— Begin Record set —
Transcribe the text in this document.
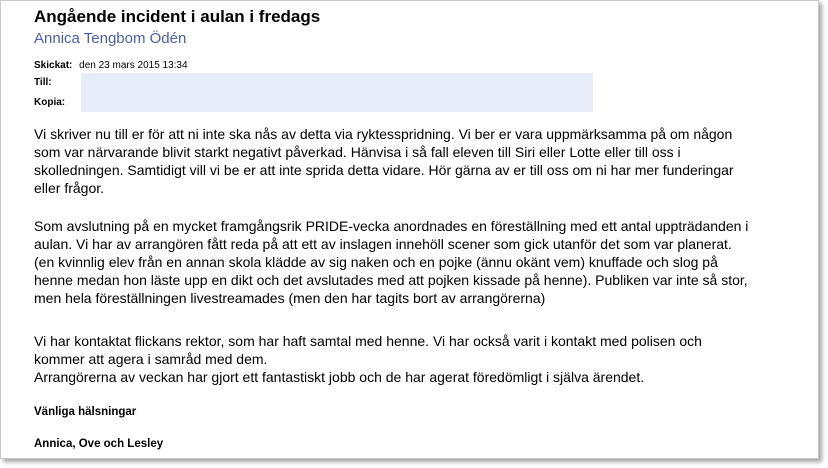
Angående incident i aulan i fredags
Annica Tengbom Ödén
Skickat: den 23 mars 2015 13:34
Till:
Kopia:
Vi skriver nu till er för att ni inte ska nås av detta via ryktesspridning. Vi ber er vara uppmärksamma på om någon
som var närvarande blivit starkt negativt påverkad. Hänvisa i så fall eleven till Siri eller Lotte eller till oss i
skolledningen. Samtidigt vill vi be er att inte sprida detta vidare. Hör gärna av er till oss om ni har mer funderingar
eller frågor.
Som avslutning på en mycket framgångsrik PRIDE-vecka anordnades en föreställning med ett antal uppträdanden i
aulan. Vi har av arrangören fått reda på att ett av inslagen innehöll scener som gick utanför det som var planerat.
(en kvinnlig elev från en annan skola klädde av sig naken och en pojke (ännu okänt vem) knuffade och slog på
henne medan hon läste upp en dikt och det avslutades med att pojken kissade på henne). Publiken var inte så stor,
men hela föreställningen livestreamades (men den har tagits bort av arrangörerna)
Vi har kontaktat flickans rektor, som har haft samtal med henne. Vi har också varit i kontakt med polisen och
kommer att agera i samråd med dem.
Arrangörerna av veckan har gjort ett fantastiskt jobb och de har agerat föredömligt i själva ärendet.
Vänliga hälsningar
Annica, Ove och Lesley
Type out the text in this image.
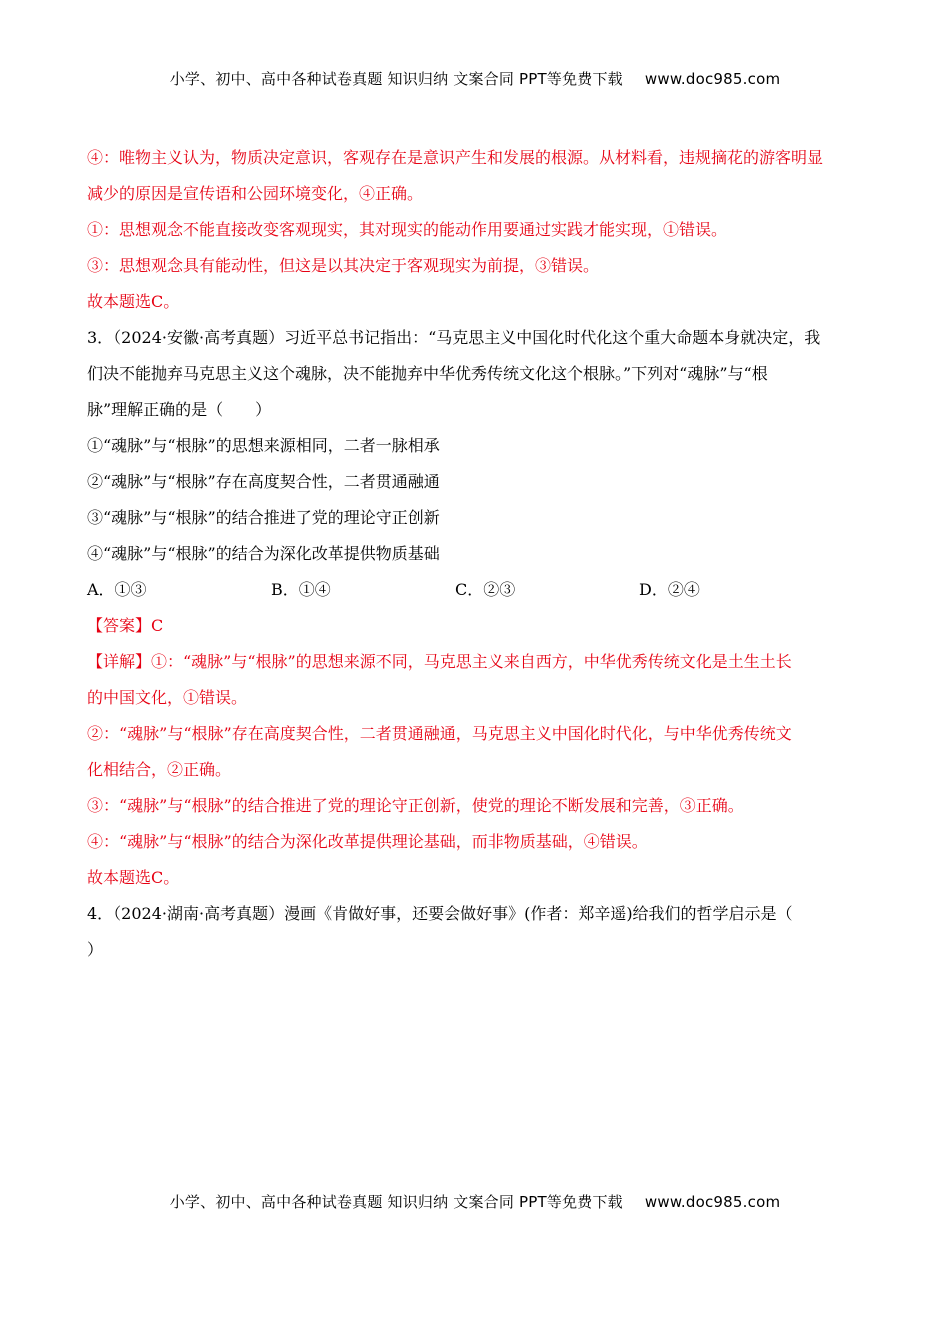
小学、初中、高中各种试卷真题 知识归纳 文案合同 PPT等免费下载 www.doc985.com
④：唯物主义认为，物质决定意识，客观存在是意识产生和发展的根源。从材料看，违规摘花的游客明显
减少的原因是宣传语和公园环境变化，④正确。
①：思想观念不能直接改变客观现实，其对现实的能动作用要通过实践才能实现，①错误。
③：思想观念具有能动性，但这是以其决定于客观现实为前提，③错误。
故本题选C。
3．（2024·安徽·高考真题）习近平总书记指出：“马克思主义中国化时代化这个重大命题本身就决定，我
们决不能抛弃马克思主义这个魂脉，决不能抛弃中华优秀传统文化这个根脉。”下列对“魂脉”与“根
脉”理解正确的是（　　）
①“魂脉”与“根脉”的思想来源相同，二者一脉相承
②“魂脉”与“根脉”存在高度契合性，二者贯通融通
③“魂脉”与“根脉”的结合推进了党的理论守正创新
④“魂脉”与“根脉”的结合为深化改革提供物质基础
A．①③	B．①④	C．②③	D．②④
【答案】C
【详解】①：“魂脉”与“根脉”的思想来源不同，马克思主义来自西方，中华优秀传统文化是土生土长
的中国文化，①错误。
②：“魂脉”与“根脉”存在高度契合性，二者贯通融通，马克思主义中国化时代化，与中华优秀传统文
化相结合，②正确。
③：“魂脉”与“根脉”的结合推进了党的理论守正创新，使党的理论不断发展和完善，③正确。
④：“魂脉”与“根脉”的结合为深化改革提供理论基础，而非物质基础，④错误。
故本题选C。
4．（2024·湖南·高考真题）漫画《肯做好事，还要会做好事》(作者：郑辛遥)给我们的哲学启示是（
）
小学、初中、高中各种试卷真题 知识归纳 文案合同 PPT等免费下载 www.doc985.com
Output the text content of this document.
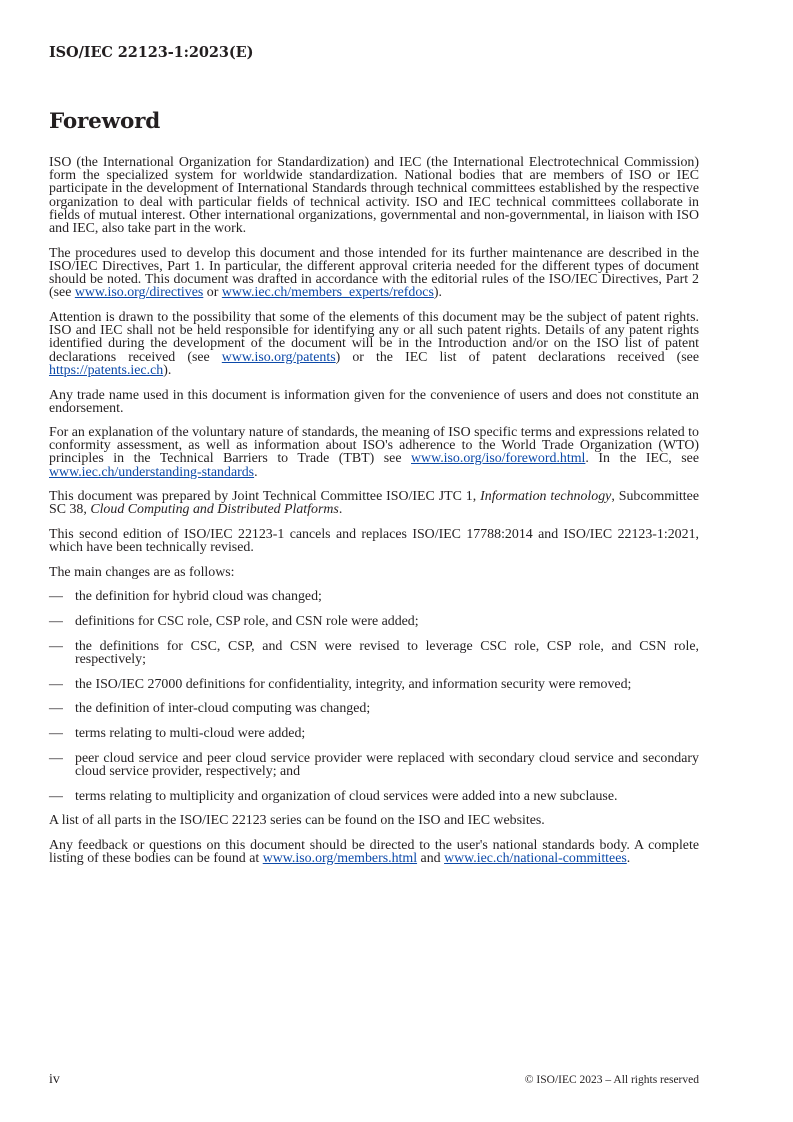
ISO/IEC 22123-1:2023(E)
Foreword

ISO (the International Organization for Standardization) and IEC (the International Electrotechnical Commission) form the specialized system for worldwide standardization. National bodies that are members of ISO or IEC participate in the development of International Standards through technical committees established by the respective organization to deal with particular fields of technical activity. ISO and IEC technical committees collaborate in fields of mutual interest. Other international organizations, governmental and non-governmental, in liaison with ISO and IEC, also take part in the work.

The procedures used to develop this document and those intended for its further maintenance are described in the ISO/IEC Directives, Part 1. In particular, the different approval criteria needed for the different types of document should be noted. This document was drafted in accordance with the editorial rules of the ISO/IEC Directives, Part 2 (see www.iso.org/directives or www.iec.ch/members_experts/refdocs).

Attention is drawn to the possibility that some of the elements of this document may be the subject of patent rights. ISO and IEC shall not be held responsible for identifying any or all such patent rights. Details of any patent rights identified during the development of the document will be in the Introduction and/or on the ISO list of patent declarations received (see www.iso.org/patents) or the IEC list of patent declarations received (see https://patents.iec.ch).

Any trade name used in this document is information given for the convenience of users and does not constitute an endorsement.

For an explanation of the voluntary nature of standards, the meaning of ISO specific terms and expressions related to conformity assessment, as well as information about ISO's adherence to the World Trade Organization (WTO) principles in the Technical Barriers to Trade (TBT) see www.iso.org/iso/foreword.html. In the IEC, see www.iec.ch/understanding-standards.

This document was prepared by Joint Technical Committee ISO/IEC JTC 1, Information technology, Subcommittee SC 38, Cloud Computing and Distributed Platforms.

This second edition of ISO/IEC 22123-1 cancels and replaces ISO/IEC 17788:2014 and ISO/IEC 22123-1:2021, which have been technically revised.

The main changes are as follows:

— the definition for hybrid cloud was changed;
— definitions for CSC role, CSP role, and CSN role were added;
— the definitions for CSC, CSP, and CSN were revised to leverage CSC role, CSP role, and CSN role, respectively;
— the ISO/IEC 27000 definitions for confidentiality, integrity, and information security were removed;
— the definition of inter-cloud computing was changed;
— terms relating to multi-cloud were added;
— peer cloud service and peer cloud service provider were replaced with secondary cloud service and secondary cloud service provider, respectively; and
— terms relating to multiplicity and organization of cloud services were added into a new subclause.

A list of all parts in the ISO/IEC 22123 series can be found on the ISO and IEC websites.

Any feedback or questions on this document should be directed to the user's national standards body. A complete listing of these bodies can be found at www.iso.org/members.html and www.iec.ch/national-committees.

iv	© ISO/IEC 2023 – All rights reserved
— End Record set —
» **Directions for this task**
Copy every single line of the material above that holds "的结合推进了党的理论守正创新".

» **Response below**
③“魂脉”与“根脉”的结合推进了党的理论守正创新
③：“魂脉”与“根脉”的结合推进了党的理论守正创新，使党的理论不断发展和完善，③正确。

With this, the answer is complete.